Requirements: Work out the number of lines in the records that include the word "Warner"; reply with that number alone.

Material to process:

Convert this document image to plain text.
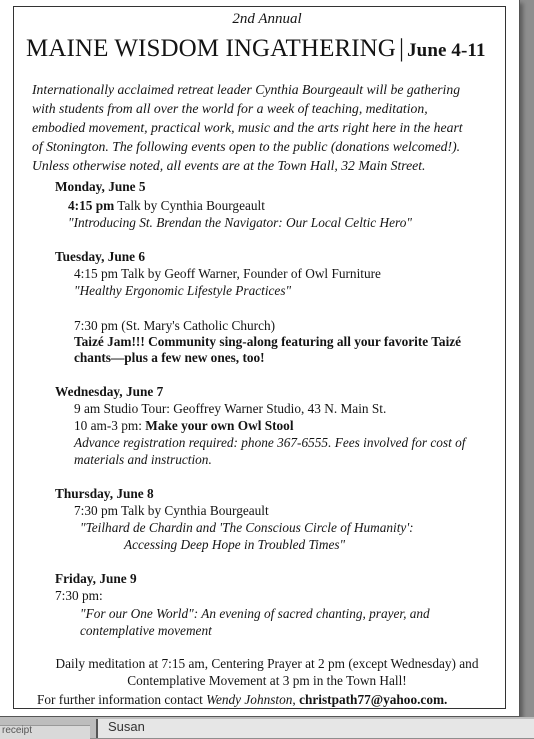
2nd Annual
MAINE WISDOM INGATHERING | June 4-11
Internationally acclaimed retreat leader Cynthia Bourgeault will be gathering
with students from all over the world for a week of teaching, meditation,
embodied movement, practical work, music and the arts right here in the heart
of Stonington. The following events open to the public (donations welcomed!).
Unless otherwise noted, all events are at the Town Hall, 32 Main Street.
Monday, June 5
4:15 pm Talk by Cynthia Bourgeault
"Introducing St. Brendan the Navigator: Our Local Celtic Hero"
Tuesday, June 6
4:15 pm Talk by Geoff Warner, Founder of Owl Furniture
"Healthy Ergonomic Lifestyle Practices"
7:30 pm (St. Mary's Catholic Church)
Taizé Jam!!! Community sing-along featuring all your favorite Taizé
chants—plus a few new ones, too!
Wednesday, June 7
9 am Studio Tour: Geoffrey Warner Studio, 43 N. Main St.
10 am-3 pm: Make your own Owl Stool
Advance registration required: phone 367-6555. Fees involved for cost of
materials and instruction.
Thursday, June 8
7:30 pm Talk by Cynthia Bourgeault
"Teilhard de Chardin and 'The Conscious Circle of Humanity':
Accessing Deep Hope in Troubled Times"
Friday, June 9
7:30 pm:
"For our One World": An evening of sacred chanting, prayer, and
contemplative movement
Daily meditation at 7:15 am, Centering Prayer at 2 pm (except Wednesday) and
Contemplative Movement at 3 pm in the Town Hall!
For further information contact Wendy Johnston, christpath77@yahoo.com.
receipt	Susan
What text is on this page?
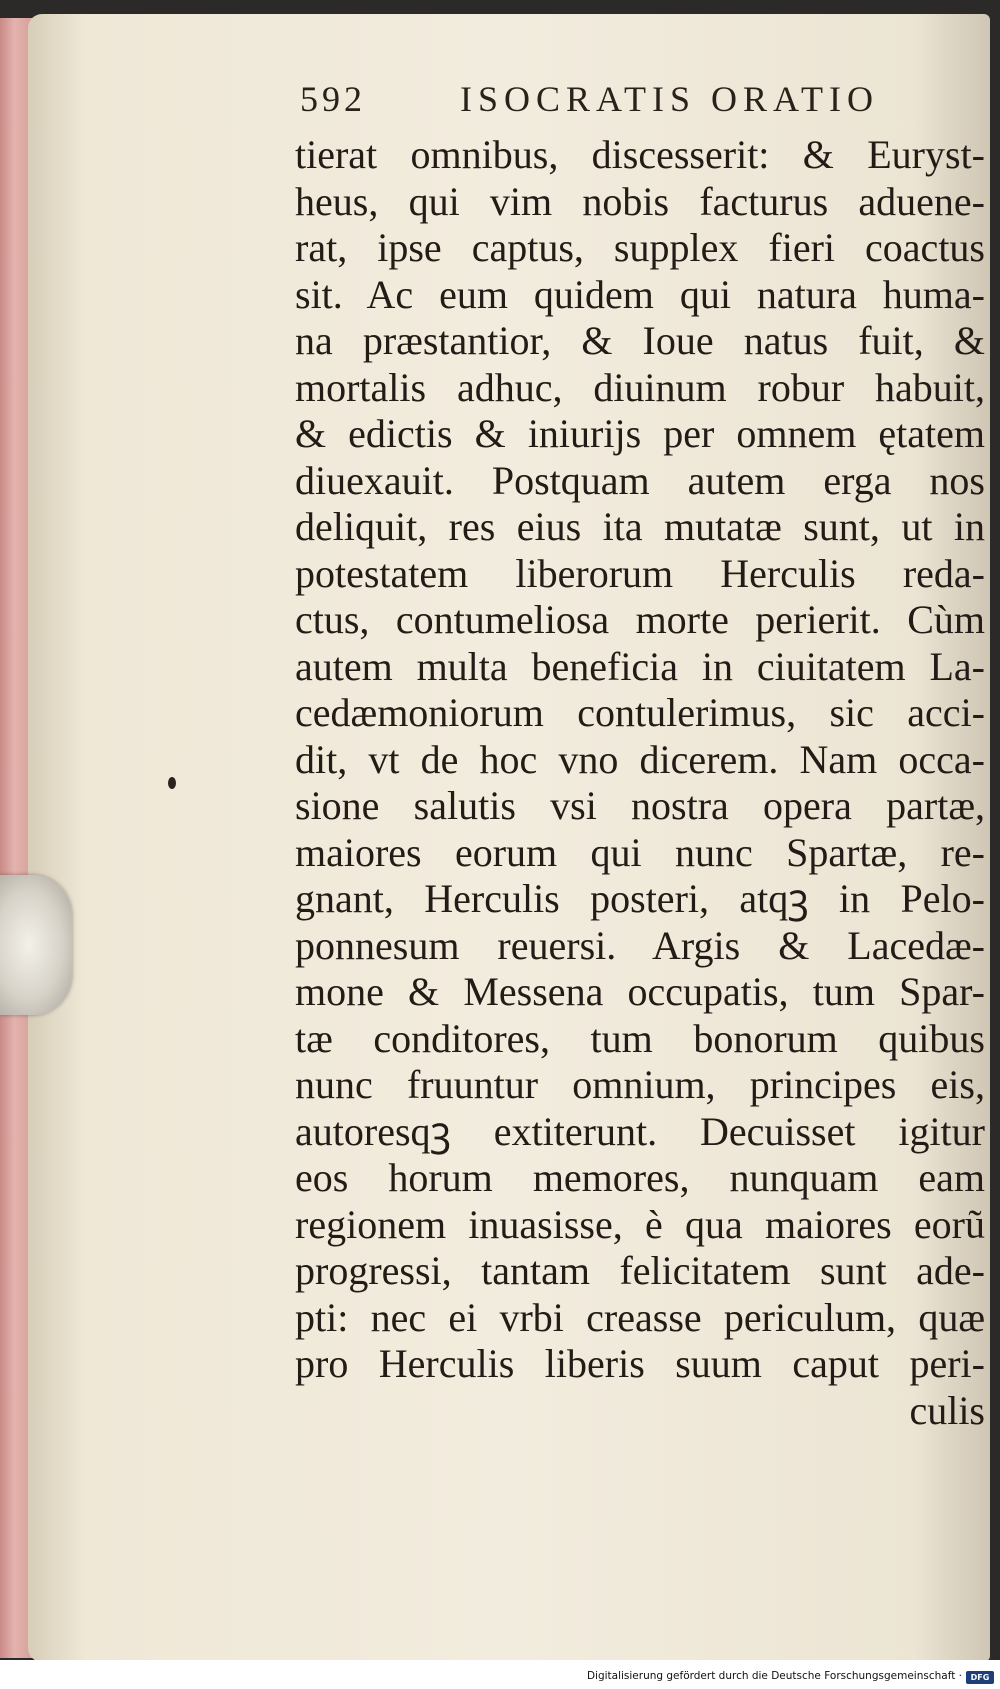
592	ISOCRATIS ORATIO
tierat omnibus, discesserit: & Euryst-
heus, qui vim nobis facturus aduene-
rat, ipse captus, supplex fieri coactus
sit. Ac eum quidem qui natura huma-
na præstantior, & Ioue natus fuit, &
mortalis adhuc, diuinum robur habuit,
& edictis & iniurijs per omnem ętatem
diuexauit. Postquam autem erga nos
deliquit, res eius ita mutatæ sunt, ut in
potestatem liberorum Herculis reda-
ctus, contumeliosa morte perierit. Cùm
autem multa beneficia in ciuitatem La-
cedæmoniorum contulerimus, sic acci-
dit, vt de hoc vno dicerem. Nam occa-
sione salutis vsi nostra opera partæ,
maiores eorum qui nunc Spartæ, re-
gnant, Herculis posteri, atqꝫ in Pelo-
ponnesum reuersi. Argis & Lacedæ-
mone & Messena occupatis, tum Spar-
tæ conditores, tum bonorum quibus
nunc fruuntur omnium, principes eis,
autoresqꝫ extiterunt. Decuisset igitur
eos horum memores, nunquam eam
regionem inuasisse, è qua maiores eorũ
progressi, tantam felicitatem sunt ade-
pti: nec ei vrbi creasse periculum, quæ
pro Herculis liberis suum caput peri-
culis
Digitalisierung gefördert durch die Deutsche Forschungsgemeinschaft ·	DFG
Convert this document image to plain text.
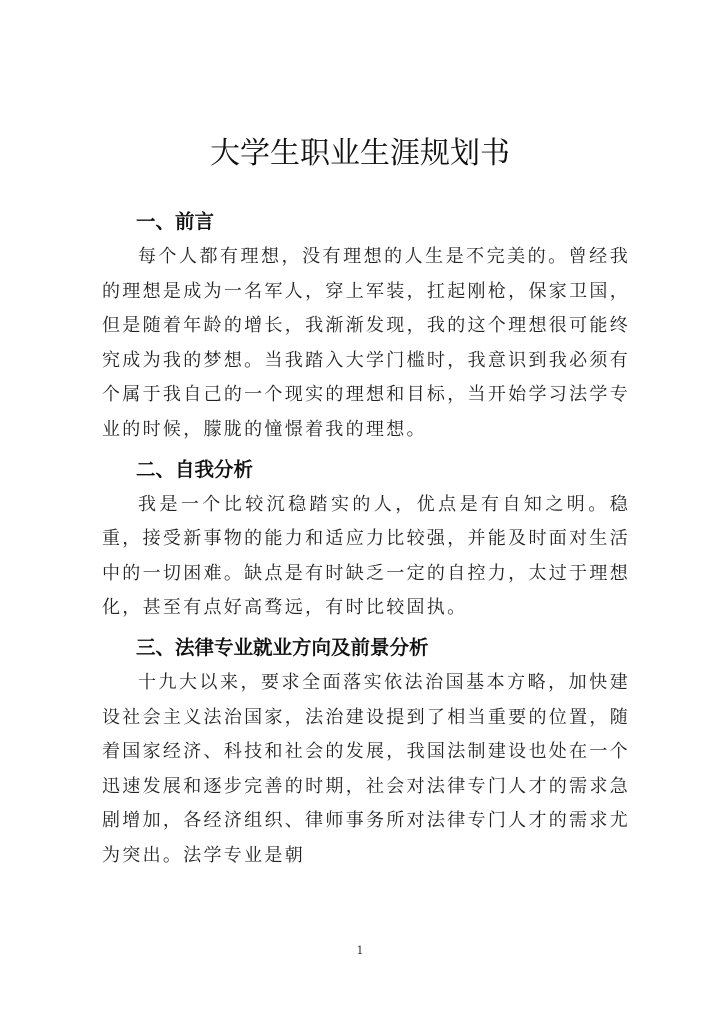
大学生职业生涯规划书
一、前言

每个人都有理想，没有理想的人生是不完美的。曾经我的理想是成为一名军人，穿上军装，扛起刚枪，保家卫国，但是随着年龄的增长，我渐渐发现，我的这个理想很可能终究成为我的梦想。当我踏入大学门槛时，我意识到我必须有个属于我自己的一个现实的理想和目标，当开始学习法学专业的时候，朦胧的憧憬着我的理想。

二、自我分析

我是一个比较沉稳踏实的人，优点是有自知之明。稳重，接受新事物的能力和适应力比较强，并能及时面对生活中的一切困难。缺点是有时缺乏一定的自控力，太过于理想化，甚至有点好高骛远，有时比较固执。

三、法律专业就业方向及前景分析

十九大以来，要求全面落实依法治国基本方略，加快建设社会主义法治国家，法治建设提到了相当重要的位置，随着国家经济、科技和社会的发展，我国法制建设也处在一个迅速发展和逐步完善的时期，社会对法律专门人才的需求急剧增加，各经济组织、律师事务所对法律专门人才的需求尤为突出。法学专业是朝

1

Complete response: 2